Every line below that holds the string "icon" should be copied out.

○ ○ ○ ○ ○

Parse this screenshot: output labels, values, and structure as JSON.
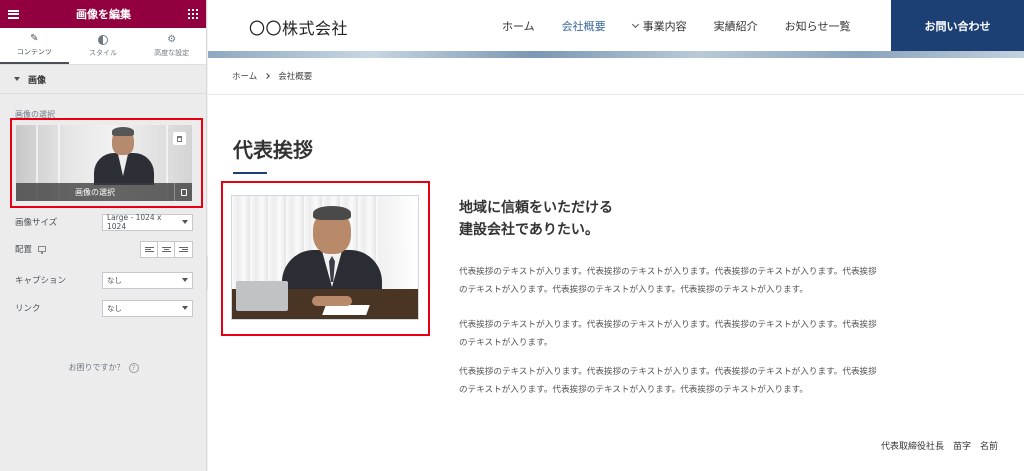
{
  "panel": {
    "title": "画像を編集",
    "tabs": [
      {
        "label": "コンテンツ",
        "icon": "pencil-icon"
      },
      {
        "label": "スタイル",
        "icon": "half-circle-icon"
      },
      {
        "label": "高度な設定",
        "icon": "gear-icon"
      }
    ],
    "section_title": "画像",
    "image_choose_label": "画像の選択",
    "media_button_label": "画像の選択",
    "image_size": {
      "label": "画像サイズ",
      "value": "Large - 1024 x 1024"
    },
    "alignment": {
      "label": "配置"
    },
    "caption": {
      "label": "キャプション",
      "value": "なし"
    },
    "link": {
      "label": "リンク",
      "value": "なし"
    },
    "help_text": "お困りですか？",
    "help_glyph": "?",
    "collapse_glyph": "‹"
  },
  "site": {
    "logo": "〇〇株式会社",
    "nav": [
      {
        "label": "ホーム",
        "current": false
      },
      {
        "label": "会社概要",
        "current": true
      },
      {
        "label": "事業内容",
        "current": false,
        "dropdown": true
      },
      {
        "label": "実績紹介",
        "current": false
      },
      {
        "label": "お知らせ一覧",
        "current": false
      }
    ],
    "contact_label": "お問い合わせ",
    "accent_color": "#1c3f74",
    "current_nav_color": "#3a6aa0"
  },
  "breadcrumb": {
    "home": "ホーム",
    "current": "会社概要"
  },
  "content": {
    "page_title": "代表挨拶",
    "headline_line1": "地域に信頼をいただける",
    "headline_line2": "建設会社でありたい。",
    "paragraphs": [
      {
        "line1": "代表挨拶のテキストが入ります。代表挨拶のテキストが入ります。代表挨拶のテキストが入ります。代表挨拶",
        "line2": "のテキストが入ります。代表挨拶のテキストが入ります。代表挨拶のテキストが入ります。"
      },
      {
        "line1": "代表挨拶のテキストが入ります。代表挨拶のテキストが入ります。代表挨拶のテキストが入ります。代表挨拶",
        "line2": "のテキストが入ります。"
      },
      {
        "line1": "代表挨拶のテキストが入ります。代表挨拶のテキストが入ります。代表挨拶のテキストが入ります。代表挨拶",
        "line2": "のテキストが入ります。代表挨拶のテキストが入ります。代表挨拶のテキストが入ります。"
      }
    ],
    "signature": "代表取締役社長　苗字　名前"
  },
  "highlight_color": "#e60012",
  "panel_header_color": "#93003f"
}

○ ○ ○ ○ ○

- [Written answer]:
        "icon": "pencil-icon"
        "icon": "half-circle-icon"
        "icon": "gear-icon"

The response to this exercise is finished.